[WHAT IS NEEDED]: Select and reproduce each line of the listing below that bears the string "Observed".
**** DATASET ROWS
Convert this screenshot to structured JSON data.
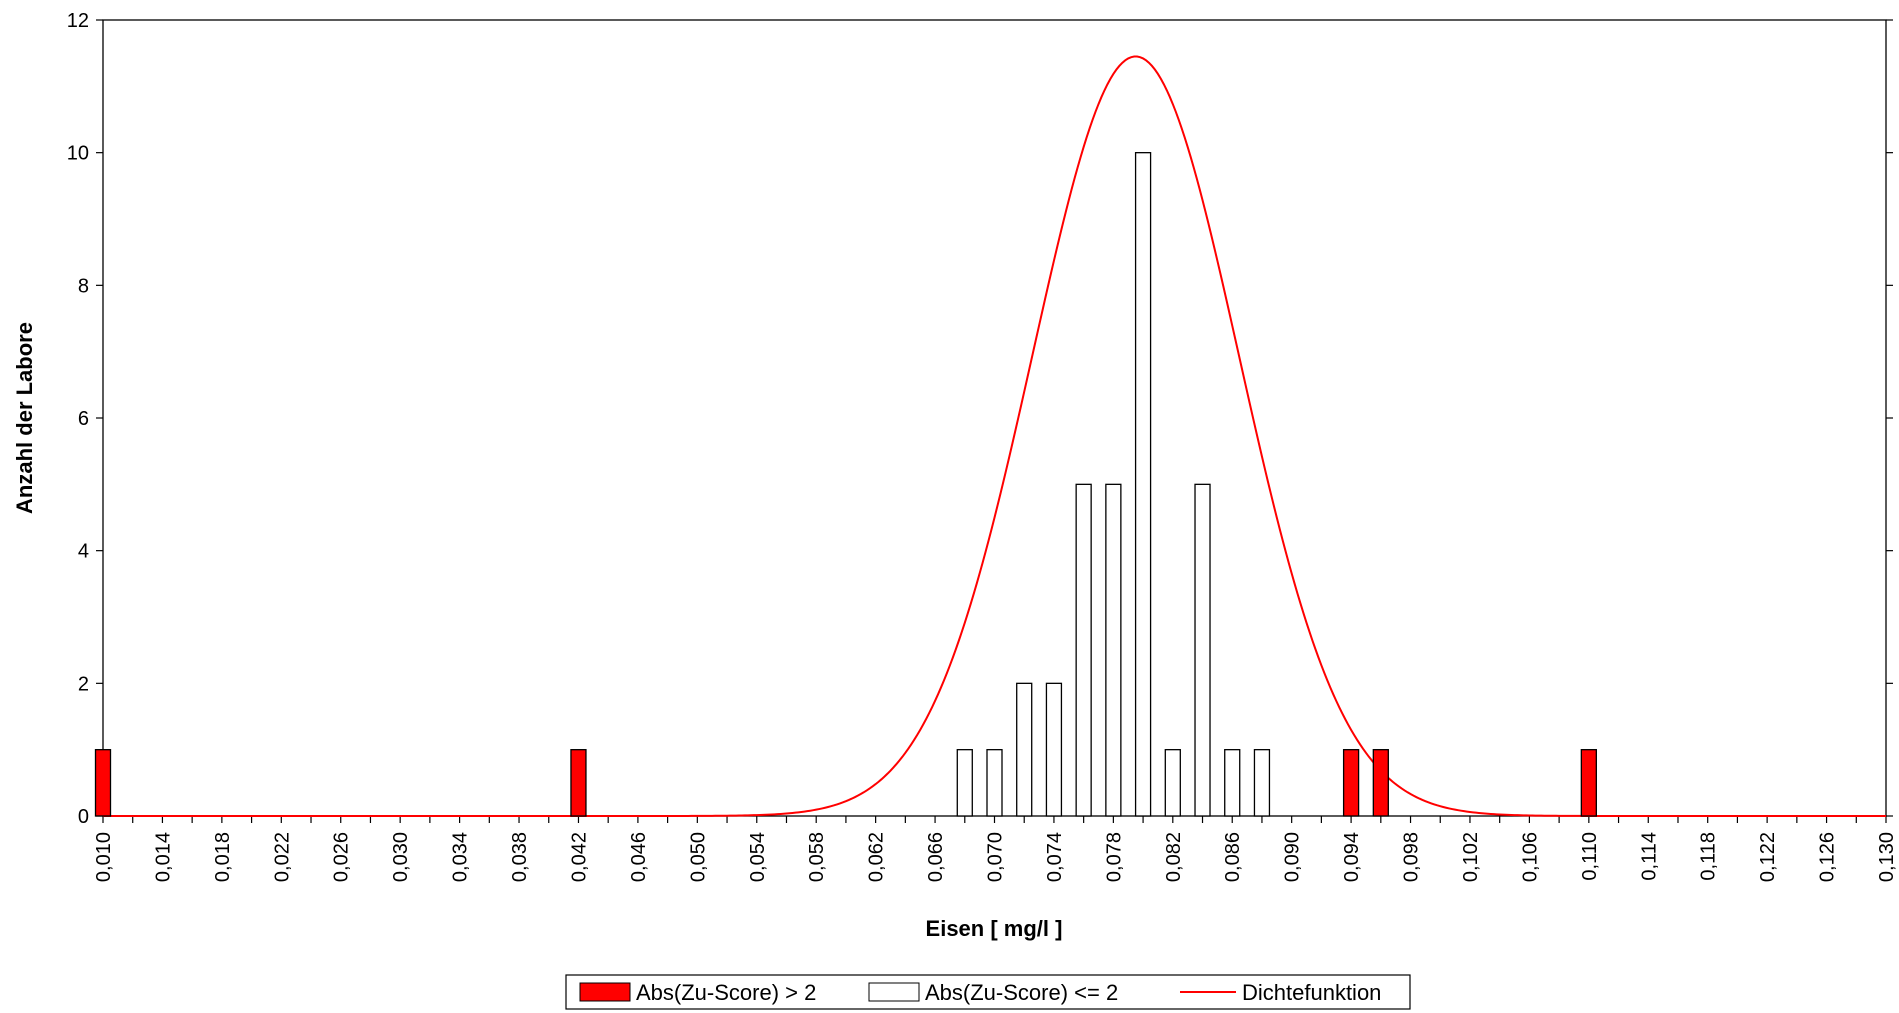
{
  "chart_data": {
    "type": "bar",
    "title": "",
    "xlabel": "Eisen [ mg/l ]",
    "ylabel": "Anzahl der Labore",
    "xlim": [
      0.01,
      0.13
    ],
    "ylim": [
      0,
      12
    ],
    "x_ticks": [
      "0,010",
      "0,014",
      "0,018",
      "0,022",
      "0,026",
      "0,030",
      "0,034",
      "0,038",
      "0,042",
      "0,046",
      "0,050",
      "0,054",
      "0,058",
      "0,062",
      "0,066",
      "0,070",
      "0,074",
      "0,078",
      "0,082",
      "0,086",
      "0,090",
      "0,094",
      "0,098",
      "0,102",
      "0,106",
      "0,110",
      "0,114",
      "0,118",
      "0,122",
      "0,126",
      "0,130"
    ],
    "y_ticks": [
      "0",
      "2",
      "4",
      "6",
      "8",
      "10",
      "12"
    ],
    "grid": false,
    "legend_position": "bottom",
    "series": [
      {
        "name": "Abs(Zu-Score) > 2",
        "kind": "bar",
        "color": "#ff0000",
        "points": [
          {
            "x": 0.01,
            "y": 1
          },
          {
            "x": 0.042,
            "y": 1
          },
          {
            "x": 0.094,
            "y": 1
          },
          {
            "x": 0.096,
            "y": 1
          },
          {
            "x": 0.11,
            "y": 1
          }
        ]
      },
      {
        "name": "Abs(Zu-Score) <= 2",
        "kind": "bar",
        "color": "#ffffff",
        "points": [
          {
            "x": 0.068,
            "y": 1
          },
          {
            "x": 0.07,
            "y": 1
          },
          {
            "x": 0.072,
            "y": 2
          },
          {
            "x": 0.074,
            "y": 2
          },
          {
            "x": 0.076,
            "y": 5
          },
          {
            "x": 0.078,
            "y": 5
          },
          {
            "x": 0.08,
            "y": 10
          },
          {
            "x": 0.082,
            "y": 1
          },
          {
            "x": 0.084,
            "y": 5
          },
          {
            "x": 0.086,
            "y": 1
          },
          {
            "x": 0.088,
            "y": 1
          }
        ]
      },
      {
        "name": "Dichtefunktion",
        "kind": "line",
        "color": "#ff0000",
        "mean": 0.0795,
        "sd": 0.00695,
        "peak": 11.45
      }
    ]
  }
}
********
**** DATASET ROWS
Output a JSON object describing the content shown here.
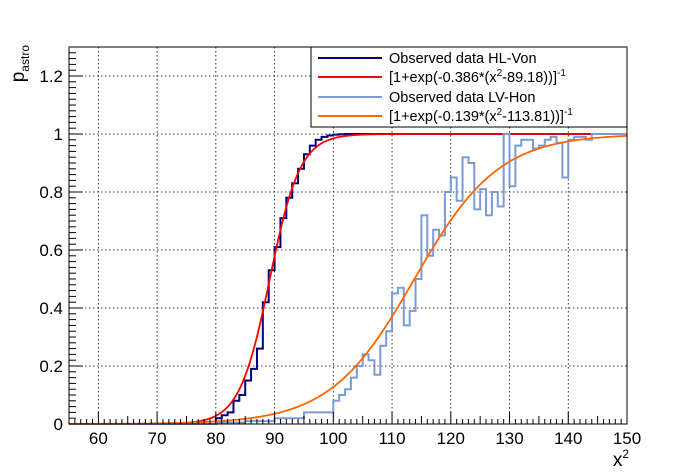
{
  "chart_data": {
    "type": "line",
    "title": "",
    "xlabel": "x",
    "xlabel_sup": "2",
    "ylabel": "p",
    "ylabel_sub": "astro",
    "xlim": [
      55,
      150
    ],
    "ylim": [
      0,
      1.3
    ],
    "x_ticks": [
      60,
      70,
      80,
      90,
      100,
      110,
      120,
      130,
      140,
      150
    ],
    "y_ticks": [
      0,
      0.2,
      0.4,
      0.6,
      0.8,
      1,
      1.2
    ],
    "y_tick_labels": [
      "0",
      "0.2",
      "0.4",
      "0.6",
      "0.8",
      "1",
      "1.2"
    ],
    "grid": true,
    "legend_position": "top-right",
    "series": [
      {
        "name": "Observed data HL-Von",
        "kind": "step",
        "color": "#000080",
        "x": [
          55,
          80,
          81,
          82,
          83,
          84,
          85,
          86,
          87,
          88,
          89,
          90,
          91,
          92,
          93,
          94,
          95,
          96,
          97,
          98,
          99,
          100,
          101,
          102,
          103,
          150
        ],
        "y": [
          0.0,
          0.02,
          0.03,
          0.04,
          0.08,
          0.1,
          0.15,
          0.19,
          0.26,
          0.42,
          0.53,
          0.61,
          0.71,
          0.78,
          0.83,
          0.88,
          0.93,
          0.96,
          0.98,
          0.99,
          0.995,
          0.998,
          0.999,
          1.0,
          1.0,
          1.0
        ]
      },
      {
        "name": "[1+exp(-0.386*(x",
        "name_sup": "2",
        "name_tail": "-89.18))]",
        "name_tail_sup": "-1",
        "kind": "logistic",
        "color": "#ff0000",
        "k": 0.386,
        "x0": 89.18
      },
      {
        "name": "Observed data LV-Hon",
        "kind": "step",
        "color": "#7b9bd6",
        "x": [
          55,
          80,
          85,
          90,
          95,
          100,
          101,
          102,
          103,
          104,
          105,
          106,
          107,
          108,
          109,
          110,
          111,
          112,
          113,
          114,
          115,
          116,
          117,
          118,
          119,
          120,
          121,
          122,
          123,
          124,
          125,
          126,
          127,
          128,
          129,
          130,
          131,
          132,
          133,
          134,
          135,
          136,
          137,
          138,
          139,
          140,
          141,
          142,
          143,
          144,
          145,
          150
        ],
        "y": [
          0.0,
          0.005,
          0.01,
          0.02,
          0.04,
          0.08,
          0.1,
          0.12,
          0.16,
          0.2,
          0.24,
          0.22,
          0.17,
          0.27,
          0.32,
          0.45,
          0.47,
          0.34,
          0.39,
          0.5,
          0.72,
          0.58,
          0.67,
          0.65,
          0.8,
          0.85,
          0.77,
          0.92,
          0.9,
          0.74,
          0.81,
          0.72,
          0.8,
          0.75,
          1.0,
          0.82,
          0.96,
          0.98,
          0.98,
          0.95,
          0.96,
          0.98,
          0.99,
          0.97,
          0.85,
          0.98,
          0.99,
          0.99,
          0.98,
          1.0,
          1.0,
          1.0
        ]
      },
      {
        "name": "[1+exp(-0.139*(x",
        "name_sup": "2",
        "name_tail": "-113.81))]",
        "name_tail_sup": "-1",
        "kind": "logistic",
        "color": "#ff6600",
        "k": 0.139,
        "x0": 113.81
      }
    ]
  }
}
********
**** DATASET ROWS
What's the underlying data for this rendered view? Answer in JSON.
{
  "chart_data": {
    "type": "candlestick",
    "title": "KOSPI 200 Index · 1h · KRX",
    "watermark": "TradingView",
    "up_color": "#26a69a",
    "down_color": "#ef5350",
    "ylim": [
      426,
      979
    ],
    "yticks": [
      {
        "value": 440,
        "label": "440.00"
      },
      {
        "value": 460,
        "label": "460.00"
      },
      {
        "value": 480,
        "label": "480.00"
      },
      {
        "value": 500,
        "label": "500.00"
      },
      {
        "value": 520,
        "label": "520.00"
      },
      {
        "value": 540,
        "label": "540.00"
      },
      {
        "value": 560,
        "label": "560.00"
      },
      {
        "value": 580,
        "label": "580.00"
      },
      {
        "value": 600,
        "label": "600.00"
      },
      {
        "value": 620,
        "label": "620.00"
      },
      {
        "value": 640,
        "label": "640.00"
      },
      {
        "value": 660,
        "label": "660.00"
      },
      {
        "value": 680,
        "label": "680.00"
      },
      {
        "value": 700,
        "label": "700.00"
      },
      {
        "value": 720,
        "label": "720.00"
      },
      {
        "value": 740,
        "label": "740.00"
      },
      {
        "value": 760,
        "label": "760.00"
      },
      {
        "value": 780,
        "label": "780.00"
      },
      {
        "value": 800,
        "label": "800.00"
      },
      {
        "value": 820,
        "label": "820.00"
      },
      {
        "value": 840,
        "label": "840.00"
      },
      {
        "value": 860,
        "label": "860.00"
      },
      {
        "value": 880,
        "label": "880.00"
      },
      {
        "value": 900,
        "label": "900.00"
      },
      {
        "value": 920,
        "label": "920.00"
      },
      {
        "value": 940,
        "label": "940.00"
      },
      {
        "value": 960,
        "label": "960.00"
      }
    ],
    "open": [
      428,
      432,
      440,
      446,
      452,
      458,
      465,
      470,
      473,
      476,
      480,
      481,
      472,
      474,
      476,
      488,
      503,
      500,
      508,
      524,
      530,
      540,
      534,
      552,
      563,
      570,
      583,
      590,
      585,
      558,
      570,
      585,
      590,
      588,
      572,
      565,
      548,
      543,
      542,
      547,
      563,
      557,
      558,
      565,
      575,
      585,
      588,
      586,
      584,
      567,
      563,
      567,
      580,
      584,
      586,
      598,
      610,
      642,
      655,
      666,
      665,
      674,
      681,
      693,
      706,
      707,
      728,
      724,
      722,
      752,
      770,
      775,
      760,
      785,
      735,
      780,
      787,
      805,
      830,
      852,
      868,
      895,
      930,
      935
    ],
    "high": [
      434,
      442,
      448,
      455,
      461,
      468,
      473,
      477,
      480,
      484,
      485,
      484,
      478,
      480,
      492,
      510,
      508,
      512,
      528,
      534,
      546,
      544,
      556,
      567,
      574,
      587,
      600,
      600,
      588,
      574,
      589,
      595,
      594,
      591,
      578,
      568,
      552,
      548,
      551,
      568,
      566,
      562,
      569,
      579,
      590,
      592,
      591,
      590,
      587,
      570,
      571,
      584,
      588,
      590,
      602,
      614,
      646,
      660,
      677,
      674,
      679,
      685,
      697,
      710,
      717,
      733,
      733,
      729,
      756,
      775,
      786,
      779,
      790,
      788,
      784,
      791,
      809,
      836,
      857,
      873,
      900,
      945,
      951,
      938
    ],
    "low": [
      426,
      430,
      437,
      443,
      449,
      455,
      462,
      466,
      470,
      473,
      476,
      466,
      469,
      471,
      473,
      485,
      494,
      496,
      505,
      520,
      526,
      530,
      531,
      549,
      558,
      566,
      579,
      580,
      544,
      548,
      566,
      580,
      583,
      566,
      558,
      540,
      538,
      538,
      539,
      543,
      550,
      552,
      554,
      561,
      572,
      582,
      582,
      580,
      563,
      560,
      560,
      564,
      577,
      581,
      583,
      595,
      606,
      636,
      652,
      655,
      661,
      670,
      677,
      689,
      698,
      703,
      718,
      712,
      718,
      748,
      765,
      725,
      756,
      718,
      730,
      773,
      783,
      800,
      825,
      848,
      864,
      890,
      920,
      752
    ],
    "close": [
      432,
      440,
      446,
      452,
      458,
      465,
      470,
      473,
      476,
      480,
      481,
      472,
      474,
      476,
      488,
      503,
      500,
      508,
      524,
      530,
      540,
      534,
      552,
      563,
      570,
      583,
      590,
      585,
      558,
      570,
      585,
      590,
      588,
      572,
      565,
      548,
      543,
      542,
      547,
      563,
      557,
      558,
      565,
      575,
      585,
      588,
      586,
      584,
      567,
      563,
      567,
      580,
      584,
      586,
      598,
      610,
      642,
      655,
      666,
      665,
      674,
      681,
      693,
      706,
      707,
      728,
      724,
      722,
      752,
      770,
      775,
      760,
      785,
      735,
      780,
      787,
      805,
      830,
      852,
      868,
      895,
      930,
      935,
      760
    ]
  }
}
********
[SOLVED PROBLEM]:
        "name": "Observed data HL-Von",
        "name": "Observed data LV-Hon",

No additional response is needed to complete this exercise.